§ **本文**
>>>
界の軌跡、クリアしました。いやぁ……ついにここまで来たか。20年くらい追い続けていたシリーズの、世界の真相らしきものがついに明かされ。システム面にも集大成と言えるような内容でした。シリーズをここまで追い続けて、本当に、本当に良かったです。シリーズ完結が現実的なものとして見えてきたのも感慨深く。いやほんと、終わるんだなぁ、軌跡シリーズ……。
というわけで色々と感想をメモしていこうかと思います。一応ネタバレは最後の方に隔離してあります。そもそもクリアした人(主に将来、本作を振り返りたくなった自分)以外を想定した記事ではありませんが……。
バトルは新システムの追加だけでなく細かい調整も意図を感じるもので、「共和国編システムの完成形」に
コマンドバトルについて
まずはコマンドバトルの話ですが、能動的に使用する新システムとしてZOCとシャードコマンドが追加。「新しい舞台になってシステムがいったんリセットされすっきりする」→「続編でシステムが増築され結局ゴテゴテしてくる」という傾向が、閃の軌跡に続き黎・界の軌跡でもやはり見えてきた感はあります。とくにシャードコマンド、L3ボタン(Lスティック押し込み)から発動ってもう、操作に使うボタンも足りなくなってきてますよね……。コマンドバトルでなかなか使わんぞ、L3。
<<<
§ **データ**
>>>
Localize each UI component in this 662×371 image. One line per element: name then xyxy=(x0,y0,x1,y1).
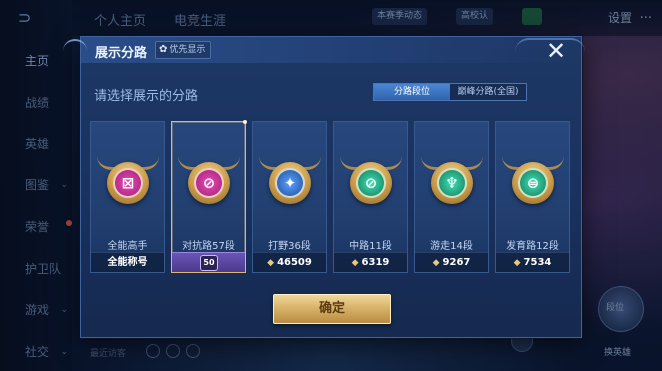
<<<
§ **やること**
- a) 界の軌跡の感想文について、次の問いに答えよ。
(i) 筆者はこのシリーズを何年くらい追い続けていたと書いているか。
(ii) ネタバレは記事のどこに隔離してあるか。
(iii) シャードコマンドはどのボタンから発動するか。
- b) 界の軌跡の感想文の続きを、最後の文のあとから書き継げ。

§ **作業の結果**
- a)
(i) 20年くらい
(ii) 最後の方
(iii) L3ボタン(Lスティック押し込み)

- b)
ただある程度遊び込むと、とにかく新要素増やさねばと無闇矢鱈と増やしたものではない、とも感じられました。ポイントは、どちらもブーストゲージを使う所でしょう。
黎の軌跡ではブーストの概念と「Sクラフトはブースト中のみ発動可能」という制限、そして黎の軌跡Ⅱでは「1回のブーストでSクラフトは1回のみ」という制限が加わったことで、従来の作品のような「Sクラフト連打ぶっぱ」が抑制されるようになったわけですが、そうは言ってもブーストゲージの最大の使い道が「Sクラフトを撃つこと」であることには変わらなかったと思います。
界の軌跡ではそこに大きなメスが入った印象です。抑制するばかりではなく「同じリソースを使う別の強い行動を用意する」というのは良い調整ですね。ZOCで実質的にアーツが即時発動できることで、強力なアーツが使いやすくなっているのも良い。コストに見合う行動かの見極めは必要ですが、どうせ手遅れになるので使わない、みたいな状況を避けられるのは大きいかなと思います。
あとフルブーストでZOCを使う=ブーストが1ターン延長する、なのでSクラフト連打抑制の面でも地味に効果があるのも良い誘導だなーと思ったりも。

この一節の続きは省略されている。